Do this | Please output the lines shown below exactly as they appear.

####################

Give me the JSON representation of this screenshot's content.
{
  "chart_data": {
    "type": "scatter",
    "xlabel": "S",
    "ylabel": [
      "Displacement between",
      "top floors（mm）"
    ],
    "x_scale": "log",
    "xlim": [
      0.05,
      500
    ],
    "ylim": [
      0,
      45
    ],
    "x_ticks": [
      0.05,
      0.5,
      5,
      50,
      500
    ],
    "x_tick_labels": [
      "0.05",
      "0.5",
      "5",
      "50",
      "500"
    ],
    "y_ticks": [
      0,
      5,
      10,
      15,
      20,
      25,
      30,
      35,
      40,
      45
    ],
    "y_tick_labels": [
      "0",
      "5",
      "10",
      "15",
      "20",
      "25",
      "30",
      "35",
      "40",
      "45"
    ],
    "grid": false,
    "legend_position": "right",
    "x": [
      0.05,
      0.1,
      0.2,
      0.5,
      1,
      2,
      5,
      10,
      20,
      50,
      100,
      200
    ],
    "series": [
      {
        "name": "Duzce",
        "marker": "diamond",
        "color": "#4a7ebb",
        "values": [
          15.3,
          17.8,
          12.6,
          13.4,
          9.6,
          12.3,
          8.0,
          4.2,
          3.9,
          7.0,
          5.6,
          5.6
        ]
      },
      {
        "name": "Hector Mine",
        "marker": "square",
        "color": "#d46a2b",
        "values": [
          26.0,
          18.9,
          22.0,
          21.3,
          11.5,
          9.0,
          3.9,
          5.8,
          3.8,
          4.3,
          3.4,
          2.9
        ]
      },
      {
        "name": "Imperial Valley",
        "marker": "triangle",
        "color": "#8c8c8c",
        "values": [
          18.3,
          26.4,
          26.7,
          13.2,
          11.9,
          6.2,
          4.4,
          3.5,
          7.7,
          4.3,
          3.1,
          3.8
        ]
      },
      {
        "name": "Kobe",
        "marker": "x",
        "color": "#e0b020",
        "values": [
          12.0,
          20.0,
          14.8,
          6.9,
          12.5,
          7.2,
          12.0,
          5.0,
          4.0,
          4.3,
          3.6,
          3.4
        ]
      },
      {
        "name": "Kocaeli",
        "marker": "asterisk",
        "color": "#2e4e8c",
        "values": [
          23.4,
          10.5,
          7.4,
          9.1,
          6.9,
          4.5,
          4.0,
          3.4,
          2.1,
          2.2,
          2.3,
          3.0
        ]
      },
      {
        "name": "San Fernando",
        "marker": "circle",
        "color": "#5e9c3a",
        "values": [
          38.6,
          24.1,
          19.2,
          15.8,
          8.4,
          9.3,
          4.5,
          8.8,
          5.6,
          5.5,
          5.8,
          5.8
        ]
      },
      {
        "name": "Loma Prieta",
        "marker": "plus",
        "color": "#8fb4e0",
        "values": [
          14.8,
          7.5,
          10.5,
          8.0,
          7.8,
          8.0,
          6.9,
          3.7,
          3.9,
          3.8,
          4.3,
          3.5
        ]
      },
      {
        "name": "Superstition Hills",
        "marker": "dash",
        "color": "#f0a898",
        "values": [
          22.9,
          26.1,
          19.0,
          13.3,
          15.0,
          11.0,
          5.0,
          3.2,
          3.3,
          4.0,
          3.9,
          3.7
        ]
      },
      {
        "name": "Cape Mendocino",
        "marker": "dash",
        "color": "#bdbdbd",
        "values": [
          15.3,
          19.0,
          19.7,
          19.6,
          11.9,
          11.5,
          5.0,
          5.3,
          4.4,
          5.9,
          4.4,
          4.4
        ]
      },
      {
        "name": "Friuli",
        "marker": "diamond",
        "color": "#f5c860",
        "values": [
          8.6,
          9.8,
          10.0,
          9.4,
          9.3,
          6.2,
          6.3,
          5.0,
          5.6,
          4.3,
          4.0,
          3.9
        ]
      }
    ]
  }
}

####################

Finished answer |
Give me the JSON representation of this screenshot's content.
{
  "chart_data": {
    "type": "scatter",
    "xlabel": "S",
    "ylabel": [
      "Displacement between",
      "top floors（mm）"
    ],
    "x_scale": "log",
    "xlim": [
      0.05,
      500
    ],
    "ylim": [
      0,
      45
    ],
    "x_ticks": [
      0.05,
      0.5,
      5,
      50,
      500
    ],
    "x_tick_labels": [
      "0.05",
      "0.5",
      "5",
      "50",
      "500"
    ],
    "y_ticks": [
      0,
      5,
      10,
      15,
      20,
      25,
      30,
      35,
      40,
      45
    ],
    "y_tick_labels": [
      "0",
      "5",
      "10",
      "15",
      "20",
      "25",
      "30",
      "35",
      "40",
      "45"
    ],
    "grid": false,
    "legend_position": "right",
    "x": [
      0.05,
      0.1,
      0.2,
      0.5,
      1,
      2,
      5,
      10,
      20,
      50,
      100,
      200
    ],
    "series": [
      {
        "name": "Duzce",
        "marker": "diamond",
        "color": "#4a7ebb",
        "values": [
          15.3,
          17.8,
          12.6,
          13.4,
          9.6,
          12.3,
          8.0,
          4.2,
          3.9,
          7.0,
          5.6,
          5.6
        ]
      },
      {
        "name": "Hector Mine",
        "marker": "square",
        "color": "#d46a2b",
        "values": [
          26.0,
          18.9,
          22.0,
          21.3,
          11.5,
          9.0,
          3.9,
          5.8,
          3.8,
          4.3,
          3.4,
          2.9
        ]
      },
      {
        "name": "Imperial Valley",
        "marker": "triangle",
        "color": "#8c8c8c",
        "values": [
          18.3,
          26.4,
          26.7,
          13.2,
          11.9,
          6.2,
          4.4,
          3.5,
          7.7,
          4.3,
          3.1,
          3.8
        ]
      },
      {
        "name": "Kobe",
        "marker": "x",
        "color": "#e0b020",
        "values": [
          12.0,
          20.0,
          14.8,
          6.9,
          12.5,
          7.2,
          12.0,
          5.0,
          4.0,
          4.3,
          3.6,
          3.4
        ]
      },
      {
        "name": "Kocaeli",
        "marker": "asterisk",
        "color": "#2e4e8c",
        "values": [
          23.4,
          10.5,
          7.4,
          9.1,
          6.9,
          4.5,
          4.0,
          3.4,
          2.1,
          2.2,
          2.3,
          3.0
        ]
      },
      {
        "name": "San Fernando",
        "marker": "circle",
        "color": "#5e9c3a",
        "values": [
          38.6,
          24.1,
          19.2,
          15.8,
          8.4,
          9.3,
          4.5,
          8.8,
          5.6,
          5.5,
          5.8,
          5.8
        ]
      },
      {
        "name": "Loma Prieta",
        "marker": "plus",
        "color": "#8fb4e0",
        "values": [
          14.8,
          7.5,
          10.5,
          8.0,
          7.8,
          8.0,
          6.9,
          3.7,
          3.9,
          3.8,
          4.3,
          3.5
        ]
      },
      {
        "name": "Superstition Hills",
        "marker": "dash",
        "color": "#f0a898",
        "values": [
          22.9,
          26.1,
          19.0,
          13.3,
          15.0,
          11.0,
          5.0,
          3.2,
          3.3,
          4.0,
          3.9,
          3.7
        ]
      },
      {
        "name": "Cape Mendocino",
        "marker": "dash",
        "color": "#bdbdbd",
        "values": [
          15.3,
          19.0,
          19.7,
          19.6,
          11.9,
          11.5,
          5.0,
          5.3,
          4.4,
          5.9,
          4.4,
          4.4
        ]
      },
      {
        "name": "Friuli",
        "marker": "diamond",
        "color": "#f5c860",
        "values": [
          8.6,
          9.8,
          10.0,
          9.4,
          9.3,
          6.2,
          6.3,
          5.0,
          5.6,
          4.3,
          4.0,
          3.9
        ]
      }
    ]
  }
}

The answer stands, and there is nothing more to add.